◆ **THE TASK**:
Output the lines that follow exactly as they are.

Data entries for graphics:
• • • • •
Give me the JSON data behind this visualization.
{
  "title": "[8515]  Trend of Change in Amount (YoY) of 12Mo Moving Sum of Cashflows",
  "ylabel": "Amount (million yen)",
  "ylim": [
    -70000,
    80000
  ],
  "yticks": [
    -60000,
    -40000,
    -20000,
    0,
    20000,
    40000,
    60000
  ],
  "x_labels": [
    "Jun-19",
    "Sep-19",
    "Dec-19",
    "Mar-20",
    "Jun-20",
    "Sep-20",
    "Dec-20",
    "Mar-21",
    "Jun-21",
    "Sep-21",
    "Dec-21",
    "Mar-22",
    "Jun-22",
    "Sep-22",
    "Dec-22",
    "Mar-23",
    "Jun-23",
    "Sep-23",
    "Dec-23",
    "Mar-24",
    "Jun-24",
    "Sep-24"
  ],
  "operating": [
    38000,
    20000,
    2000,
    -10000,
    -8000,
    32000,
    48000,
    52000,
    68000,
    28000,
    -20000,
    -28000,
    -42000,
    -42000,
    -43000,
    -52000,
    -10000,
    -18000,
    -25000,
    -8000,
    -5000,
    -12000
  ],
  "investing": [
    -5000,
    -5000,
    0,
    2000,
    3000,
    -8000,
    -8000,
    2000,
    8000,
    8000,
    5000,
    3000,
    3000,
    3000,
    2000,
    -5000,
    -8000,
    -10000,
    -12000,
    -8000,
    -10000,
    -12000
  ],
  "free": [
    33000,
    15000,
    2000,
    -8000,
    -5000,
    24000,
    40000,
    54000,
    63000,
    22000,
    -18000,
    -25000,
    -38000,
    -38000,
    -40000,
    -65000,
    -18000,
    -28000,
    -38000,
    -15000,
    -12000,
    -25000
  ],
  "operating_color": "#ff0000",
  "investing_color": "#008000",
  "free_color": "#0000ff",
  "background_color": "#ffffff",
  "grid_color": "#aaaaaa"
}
• • • • •
◆ **COMPLETE RESPONSE**:
Give me the JSON data behind this visualization.
{
  "title": "[8515]  Trend of Change in Amount (YoY) of 12Mo Moving Sum of Cashflows",
  "ylabel": "Amount (million yen)",
  "ylim": [
    -70000,
    80000
  ],
  "yticks": [
    -60000,
    -40000,
    -20000,
    0,
    20000,
    40000,
    60000
  ],
  "x_labels": [
    "Jun-19",
    "Sep-19",
    "Dec-19",
    "Mar-20",
    "Jun-20",
    "Sep-20",
    "Dec-20",
    "Mar-21",
    "Jun-21",
    "Sep-21",
    "Dec-21",
    "Mar-22",
    "Jun-22",
    "Sep-22",
    "Dec-22",
    "Mar-23",
    "Jun-23",
    "Sep-23",
    "Dec-23",
    "Mar-24",
    "Jun-24",
    "Sep-24"
  ],
  "operating": [
    38000,
    20000,
    2000,
    -10000,
    -8000,
    32000,
    48000,
    52000,
    68000,
    28000,
    -20000,
    -28000,
    -42000,
    -42000,
    -43000,
    -52000,
    -10000,
    -18000,
    -25000,
    -8000,
    -5000,
    -12000
  ],
  "investing": [
    -5000,
    -5000,
    0,
    2000,
    3000,
    -8000,
    -8000,
    2000,
    8000,
    8000,
    5000,
    3000,
    3000,
    3000,
    2000,
    -5000,
    -8000,
    -10000,
    -12000,
    -8000,
    -10000,
    -12000
  ],
  "free": [
    33000,
    15000,
    2000,
    -8000,
    -5000,
    24000,
    40000,
    54000,
    63000,
    22000,
    -18000,
    -25000,
    -38000,
    -38000,
    -40000,
    -65000,
    -18000,
    -28000,
    -38000,
    -15000,
    -12000,
    -25000
  ],
  "operating_color": "#ff0000",
  "investing_color": "#008000",
  "free_color": "#0000ff",
  "background_color": "#ffffff",
  "grid_color": "#aaaaaa"
}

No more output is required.